** Dataset excerpts follows **

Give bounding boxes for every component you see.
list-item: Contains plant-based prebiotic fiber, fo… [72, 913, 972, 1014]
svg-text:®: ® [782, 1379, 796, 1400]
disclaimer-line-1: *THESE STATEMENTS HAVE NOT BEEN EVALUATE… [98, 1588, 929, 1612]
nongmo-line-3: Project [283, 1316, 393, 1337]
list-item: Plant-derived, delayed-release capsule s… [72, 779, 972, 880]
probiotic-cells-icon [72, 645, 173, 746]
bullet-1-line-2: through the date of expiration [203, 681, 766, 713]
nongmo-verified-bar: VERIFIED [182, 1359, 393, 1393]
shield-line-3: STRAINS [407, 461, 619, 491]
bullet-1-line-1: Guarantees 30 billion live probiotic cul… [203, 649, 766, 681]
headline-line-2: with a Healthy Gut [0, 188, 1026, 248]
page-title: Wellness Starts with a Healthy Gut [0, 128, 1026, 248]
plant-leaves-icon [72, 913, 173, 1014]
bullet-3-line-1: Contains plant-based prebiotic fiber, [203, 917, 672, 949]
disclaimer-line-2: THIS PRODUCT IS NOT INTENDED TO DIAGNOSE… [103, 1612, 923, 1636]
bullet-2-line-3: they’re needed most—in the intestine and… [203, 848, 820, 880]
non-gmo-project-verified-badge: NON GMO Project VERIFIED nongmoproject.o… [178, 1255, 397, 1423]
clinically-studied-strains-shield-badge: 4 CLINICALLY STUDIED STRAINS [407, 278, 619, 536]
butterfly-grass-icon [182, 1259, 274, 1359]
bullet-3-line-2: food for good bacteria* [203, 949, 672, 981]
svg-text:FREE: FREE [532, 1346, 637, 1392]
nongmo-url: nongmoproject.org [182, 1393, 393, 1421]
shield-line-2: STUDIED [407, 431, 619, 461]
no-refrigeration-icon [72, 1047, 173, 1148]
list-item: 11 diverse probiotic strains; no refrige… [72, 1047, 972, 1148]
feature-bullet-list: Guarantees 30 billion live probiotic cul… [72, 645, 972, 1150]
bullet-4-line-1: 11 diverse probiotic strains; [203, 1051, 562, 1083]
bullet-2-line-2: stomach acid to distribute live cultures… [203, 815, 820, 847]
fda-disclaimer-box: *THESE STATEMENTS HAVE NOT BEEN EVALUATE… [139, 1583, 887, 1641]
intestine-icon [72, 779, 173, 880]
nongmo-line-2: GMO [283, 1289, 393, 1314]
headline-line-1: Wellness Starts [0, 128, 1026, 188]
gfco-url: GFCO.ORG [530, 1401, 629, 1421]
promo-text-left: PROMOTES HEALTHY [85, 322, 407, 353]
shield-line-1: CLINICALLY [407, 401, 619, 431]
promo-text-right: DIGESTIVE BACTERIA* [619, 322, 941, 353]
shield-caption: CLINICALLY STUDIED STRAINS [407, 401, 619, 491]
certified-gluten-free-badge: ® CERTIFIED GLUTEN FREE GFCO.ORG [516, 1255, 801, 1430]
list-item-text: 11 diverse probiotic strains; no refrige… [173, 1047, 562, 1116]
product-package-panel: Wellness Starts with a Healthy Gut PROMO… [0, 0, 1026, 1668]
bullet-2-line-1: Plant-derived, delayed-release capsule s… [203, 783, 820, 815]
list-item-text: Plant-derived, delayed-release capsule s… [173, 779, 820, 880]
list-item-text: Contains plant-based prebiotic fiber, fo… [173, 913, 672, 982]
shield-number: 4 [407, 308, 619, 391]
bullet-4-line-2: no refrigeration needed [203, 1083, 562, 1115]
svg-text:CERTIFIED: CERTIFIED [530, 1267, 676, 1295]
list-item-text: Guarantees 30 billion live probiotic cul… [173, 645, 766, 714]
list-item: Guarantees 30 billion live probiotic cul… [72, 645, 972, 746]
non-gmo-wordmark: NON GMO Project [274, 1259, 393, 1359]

** End of Dataset excerpts **

▸ Task to complete: The answer must be the full listing, returned exactly as given.

▸ Written answer:
Give bounding boxes for every component you see.
list-item: Contains plant-based prebiotic fiber, fo… [72, 913, 972, 1014]
svg-text:®: ® [782, 1379, 796, 1400]
disclaimer-line-1: *THESE STATEMENTS HAVE NOT BEEN EVALUATE… [98, 1588, 929, 1612]
nongmo-line-3: Project [283, 1316, 393, 1337]
list-item: Plant-derived, delayed-release capsule s… [72, 779, 972, 880]
probiotic-cells-icon [72, 645, 173, 746]
bullet-1-line-2: through the date of expiration [203, 681, 766, 713]
nongmo-verified-bar: VERIFIED [182, 1359, 393, 1393]
shield-line-3: STRAINS [407, 461, 619, 491]
bullet-1-line-1: Guarantees 30 billion live probiotic cul… [203, 649, 766, 681]
headline-line-2: with a Healthy Gut [0, 188, 1026, 248]
page-title: Wellness Starts with a Healthy Gut [0, 128, 1026, 248]
plant-leaves-icon [72, 913, 173, 1014]
bullet-3-line-1: Contains plant-based prebiotic fiber, [203, 917, 672, 949]
disclaimer-line-2: THIS PRODUCT IS NOT INTENDED TO DIAGNOSE… [103, 1612, 923, 1636]
bullet-2-line-3: they’re needed most—in the intestine and… [203, 848, 820, 880]
non-gmo-project-verified-badge: NON GMO Project VERIFIED nongmoproject.o… [178, 1255, 397, 1423]
clinically-studied-strains-shield-badge: 4 CLINICALLY STUDIED STRAINS [407, 278, 619, 536]
butterfly-grass-icon [182, 1259, 274, 1359]
bullet-3-line-2: food for good bacteria* [203, 949, 672, 981]
svg-text:FREE: FREE [532, 1346, 637, 1392]
nongmo-url: nongmoproject.org [182, 1393, 393, 1421]
shield-line-2: STUDIED [407, 431, 619, 461]
no-refrigeration-icon [72, 1047, 173, 1148]
list-item: 11 diverse probiotic strains; no refrige… [72, 1047, 972, 1148]
feature-bullet-list: Guarantees 30 billion live probiotic cul… [72, 645, 972, 1150]
bullet-4-line-1: 11 diverse probiotic strains; [203, 1051, 562, 1083]
bullet-2-line-2: stomach acid to distribute live cultures… [203, 815, 820, 847]
fda-disclaimer-box: *THESE STATEMENTS HAVE NOT BEEN EVALUATE… [139, 1583, 887, 1641]
intestine-icon [72, 779, 173, 880]
nongmo-line-2: GMO [283, 1289, 393, 1314]
headline-line-1: Wellness Starts [0, 128, 1026, 188]
gfco-url: GFCO.ORG [530, 1401, 629, 1421]
promo-text-left: PROMOTES HEALTHY [85, 322, 407, 353]
shield-line-1: CLINICALLY [407, 401, 619, 431]
promo-text-right: DIGESTIVE BACTERIA* [619, 322, 941, 353]
shield-caption: CLINICALLY STUDIED STRAINS [407, 401, 619, 491]
certified-gluten-free-badge: ® CERTIFIED GLUTEN FREE GFCO.ORG [516, 1255, 801, 1430]
list-item-text: 11 diverse probiotic strains; no refrige… [173, 1047, 562, 1116]
product-package-panel: Wellness Starts with a Healthy Gut PROMO… [0, 0, 1026, 1668]
bullet-2-line-1: Plant-derived, delayed-release capsule s… [203, 783, 820, 815]
list-item-text: Plant-derived, delayed-release capsule s… [173, 779, 820, 880]
list-item-text: Contains plant-based prebiotic fiber, fo… [173, 913, 672, 982]
shield-number: 4 [407, 308, 619, 391]
bullet-4-line-2: no refrigeration needed [203, 1083, 562, 1115]
svg-text:CERTIFIED: CERTIFIED [530, 1267, 676, 1295]
list-item-text: Guarantees 30 billion live probiotic cul… [173, 645, 766, 714]
list-item: Guarantees 30 billion live probiotic cul… [72, 645, 972, 746]
non-gmo-wordmark: NON GMO Project [274, 1259, 393, 1359]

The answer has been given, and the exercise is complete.